■ **Task instructions**:
Gather each line of the entries below that includes "this".
· · · · ·
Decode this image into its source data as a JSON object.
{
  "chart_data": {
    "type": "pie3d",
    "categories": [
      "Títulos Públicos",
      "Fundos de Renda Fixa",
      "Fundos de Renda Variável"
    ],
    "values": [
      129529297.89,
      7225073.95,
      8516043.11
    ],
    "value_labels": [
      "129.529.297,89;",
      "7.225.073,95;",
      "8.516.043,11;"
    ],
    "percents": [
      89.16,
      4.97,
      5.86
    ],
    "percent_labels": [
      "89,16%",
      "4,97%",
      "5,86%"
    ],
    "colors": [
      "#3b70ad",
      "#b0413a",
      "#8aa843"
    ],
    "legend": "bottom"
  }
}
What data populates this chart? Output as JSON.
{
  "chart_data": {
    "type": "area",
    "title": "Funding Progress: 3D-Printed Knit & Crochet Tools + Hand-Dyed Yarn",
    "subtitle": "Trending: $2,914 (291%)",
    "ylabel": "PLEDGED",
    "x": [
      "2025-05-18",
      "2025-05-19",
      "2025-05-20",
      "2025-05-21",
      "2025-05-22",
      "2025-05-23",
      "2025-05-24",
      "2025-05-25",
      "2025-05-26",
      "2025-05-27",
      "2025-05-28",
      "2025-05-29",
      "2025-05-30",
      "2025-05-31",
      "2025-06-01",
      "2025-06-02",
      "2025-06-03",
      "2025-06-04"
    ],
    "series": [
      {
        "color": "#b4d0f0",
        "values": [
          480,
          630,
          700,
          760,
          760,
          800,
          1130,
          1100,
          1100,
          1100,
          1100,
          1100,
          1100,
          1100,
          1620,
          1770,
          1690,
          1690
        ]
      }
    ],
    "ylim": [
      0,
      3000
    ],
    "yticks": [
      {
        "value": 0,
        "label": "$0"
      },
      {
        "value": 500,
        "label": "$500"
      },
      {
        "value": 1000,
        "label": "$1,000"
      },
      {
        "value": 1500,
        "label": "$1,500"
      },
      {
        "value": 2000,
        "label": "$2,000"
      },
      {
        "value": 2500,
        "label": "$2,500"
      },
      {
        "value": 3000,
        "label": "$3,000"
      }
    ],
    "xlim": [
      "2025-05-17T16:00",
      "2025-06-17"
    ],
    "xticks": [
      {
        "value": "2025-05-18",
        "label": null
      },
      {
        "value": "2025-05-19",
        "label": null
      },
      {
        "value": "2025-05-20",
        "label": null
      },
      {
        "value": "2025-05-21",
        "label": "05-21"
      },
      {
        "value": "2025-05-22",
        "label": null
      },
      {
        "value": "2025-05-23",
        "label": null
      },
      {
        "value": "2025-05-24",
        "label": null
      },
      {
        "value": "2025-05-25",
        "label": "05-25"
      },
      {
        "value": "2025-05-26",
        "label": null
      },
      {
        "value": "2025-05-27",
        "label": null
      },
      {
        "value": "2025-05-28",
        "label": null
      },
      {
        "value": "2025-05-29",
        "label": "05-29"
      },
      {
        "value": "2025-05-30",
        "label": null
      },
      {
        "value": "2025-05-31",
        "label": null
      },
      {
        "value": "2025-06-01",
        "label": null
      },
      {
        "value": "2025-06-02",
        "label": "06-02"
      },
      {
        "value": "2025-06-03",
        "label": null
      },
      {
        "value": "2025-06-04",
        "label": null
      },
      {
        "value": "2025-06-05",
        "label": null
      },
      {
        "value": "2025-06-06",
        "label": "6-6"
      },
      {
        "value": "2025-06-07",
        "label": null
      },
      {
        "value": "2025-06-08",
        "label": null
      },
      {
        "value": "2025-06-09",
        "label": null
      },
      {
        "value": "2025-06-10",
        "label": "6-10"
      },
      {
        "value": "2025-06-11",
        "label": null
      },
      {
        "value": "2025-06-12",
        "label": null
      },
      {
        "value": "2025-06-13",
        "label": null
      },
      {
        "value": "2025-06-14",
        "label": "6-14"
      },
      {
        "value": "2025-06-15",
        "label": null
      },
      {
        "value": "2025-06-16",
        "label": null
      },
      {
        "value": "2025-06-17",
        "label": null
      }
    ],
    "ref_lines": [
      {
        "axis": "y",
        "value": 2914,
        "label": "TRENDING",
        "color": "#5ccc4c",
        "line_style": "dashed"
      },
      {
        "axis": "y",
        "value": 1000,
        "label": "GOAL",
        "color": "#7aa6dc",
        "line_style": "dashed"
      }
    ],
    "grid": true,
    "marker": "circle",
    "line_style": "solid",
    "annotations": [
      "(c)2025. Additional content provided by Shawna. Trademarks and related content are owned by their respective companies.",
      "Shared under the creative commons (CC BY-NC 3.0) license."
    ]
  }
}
· · · · ·
■ **Completed exercise**:
Decode this image into its source data as a JSON object.
What data populates this chart? Output as JSON.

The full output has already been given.